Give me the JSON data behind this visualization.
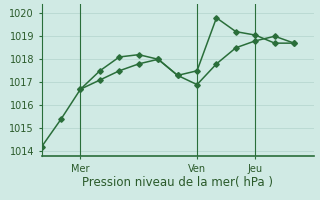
{
  "line1_x": [
    0,
    1,
    2,
    3,
    4,
    5,
    6,
    7,
    8,
    9,
    10,
    11,
    12,
    13
  ],
  "line1_y": [
    1014.2,
    1015.4,
    1016.7,
    1017.5,
    1018.1,
    1018.2,
    1018.0,
    1017.3,
    1017.5,
    1019.8,
    1019.2,
    1019.05,
    1018.7,
    1018.7
  ],
  "line2_x": [
    2,
    3,
    4,
    5,
    6,
    7,
    8,
    9,
    10,
    11,
    12,
    13
  ],
  "line2_y": [
    1016.7,
    1017.1,
    1017.5,
    1017.8,
    1018.0,
    1017.3,
    1016.9,
    1017.8,
    1018.5,
    1018.8,
    1019.0,
    1018.7
  ],
  "line_color": "#2a6e3a",
  "bg_color": "#d0eae4",
  "grid_color": "#b8d8d0",
  "xtick_positions": [
    2,
    8,
    11
  ],
  "xtick_labels": [
    "Mer",
    "Ven",
    "Jeu"
  ],
  "vline_positions": [
    2,
    8,
    11
  ],
  "xlim": [
    0,
    14
  ],
  "ylim": [
    1013.8,
    1020.4
  ],
  "ytick_values": [
    1014,
    1015,
    1016,
    1017,
    1018,
    1019,
    1020
  ],
  "xlabel": "Pression niveau de la mer( hPa )",
  "xlabel_fontsize": 8.5,
  "tick_fontsize": 7,
  "line_width": 1.1,
  "marker": "D",
  "marker_size": 2.8
}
·····
Copy out every line of the material above exactly, skipping the pictures.

= Reply =
Give me the JSON data behind this visualization.
{
  "line1_x": [
    0,
    1,
    2,
    3,
    4,
    5,
    6,
    7,
    8,
    9,
    10,
    11,
    12,
    13
  ],
  "line1_y": [
    1014.2,
    1015.4,
    1016.7,
    1017.5,
    1018.1,
    1018.2,
    1018.0,
    1017.3,
    1017.5,
    1019.8,
    1019.2,
    1019.05,
    1018.7,
    1018.7
  ],
  "line2_x": [
    2,
    3,
    4,
    5,
    6,
    7,
    8,
    9,
    10,
    11,
    12,
    13
  ],
  "line2_y": [
    1016.7,
    1017.1,
    1017.5,
    1017.8,
    1018.0,
    1017.3,
    1016.9,
    1017.8,
    1018.5,
    1018.8,
    1019.0,
    1018.7
  ],
  "line_color": "#2a6e3a",
  "bg_color": "#d0eae4",
  "grid_color": "#b8d8d0",
  "xtick_positions": [
    2,
    8,
    11
  ],
  "xtick_labels": [
    "Mer",
    "Ven",
    "Jeu"
  ],
  "vline_positions": [
    2,
    8,
    11
  ],
  "xlim": [
    0,
    14
  ],
  "ylim": [
    1013.8,
    1020.4
  ],
  "ytick_values": [
    1014,
    1015,
    1016,
    1017,
    1018,
    1019,
    1020
  ],
  "xlabel": "Pression niveau de la mer( hPa )",
  "xlabel_fontsize": 8.5,
  "tick_fontsize": 7,
  "line_width": 1.1,
  "marker": "D",
  "marker_size": 2.8
}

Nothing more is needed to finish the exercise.